WHAT YOU SHOULD DO: Give the entries again exactly, every one of them.

EXERCISE INPUT:

--------

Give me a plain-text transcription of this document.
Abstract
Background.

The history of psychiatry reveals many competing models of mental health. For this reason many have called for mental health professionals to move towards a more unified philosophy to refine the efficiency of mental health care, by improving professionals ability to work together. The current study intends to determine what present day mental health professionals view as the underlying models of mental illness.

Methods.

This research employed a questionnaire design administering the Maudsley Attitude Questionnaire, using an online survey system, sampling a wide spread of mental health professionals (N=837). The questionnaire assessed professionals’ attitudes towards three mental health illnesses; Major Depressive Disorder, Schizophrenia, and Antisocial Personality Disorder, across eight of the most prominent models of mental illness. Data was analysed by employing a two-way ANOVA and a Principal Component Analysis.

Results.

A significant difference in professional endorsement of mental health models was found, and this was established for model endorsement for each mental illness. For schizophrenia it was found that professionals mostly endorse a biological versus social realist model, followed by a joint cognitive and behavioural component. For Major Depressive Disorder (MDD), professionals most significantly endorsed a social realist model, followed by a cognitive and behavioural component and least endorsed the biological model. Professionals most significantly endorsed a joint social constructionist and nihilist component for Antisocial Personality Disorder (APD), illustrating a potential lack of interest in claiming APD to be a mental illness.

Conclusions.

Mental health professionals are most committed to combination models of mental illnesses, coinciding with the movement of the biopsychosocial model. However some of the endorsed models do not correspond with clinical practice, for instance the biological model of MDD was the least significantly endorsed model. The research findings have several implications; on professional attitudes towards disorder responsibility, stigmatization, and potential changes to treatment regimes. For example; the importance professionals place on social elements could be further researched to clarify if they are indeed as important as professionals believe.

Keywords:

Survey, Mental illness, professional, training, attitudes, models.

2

--------

COMPLETED EXERCISE:
Give me a plain-text transcription of this document.
Abstract
Background.

The history of psychiatry reveals many competing models of mental health. For this reason many have called for mental health professionals to move towards a more unified philosophy to refine the efficiency of mental health care, by improving professionals ability to work together. The current study intends to determine what present day mental health professionals view as the underlying models of mental illness.

Methods.

This research employed a questionnaire design administering the Maudsley Attitude Questionnaire, using an online survey system, sampling a wide spread of mental health professionals (N=837). The questionnaire assessed professionals’ attitudes towards three mental health illnesses; Major Depressive Disorder, Schizophrenia, and Antisocial Personality Disorder, across eight of the most prominent models of mental illness. Data was analysed by employing a two-way ANOVA and a Principal Component Analysis.

Results.

A significant difference in professional endorsement of mental health models was found, and this was established for model endorsement for each mental illness. For schizophrenia it was found that professionals mostly endorse a biological versus social realist model, followed by a joint cognitive and behavioural component. For Major Depressive Disorder (MDD), professionals most significantly endorsed a social realist model, followed by a cognitive and behavioural component and least endorsed the biological model. Professionals most significantly endorsed a joint social constructionist and nihilist component for Antisocial Personality Disorder (APD), illustrating a potential lack of interest in claiming APD to be a mental illness.

Conclusions.

Mental health professionals are most committed to combination models of mental illnesses, coinciding with the movement of the biopsychosocial model. However some of the endorsed models do not correspond with clinical practice, for instance the biological model of MDD was the least significantly endorsed model. The research findings have several implications; on professional attitudes towards disorder responsibility, stigmatization, and potential changes to treatment regimes. For example; the importance professionals place on social elements could be further researched to clarify if they are indeed as important as professionals believe.

Keywords:

Survey, Mental illness, professional, training, attitudes, models.

2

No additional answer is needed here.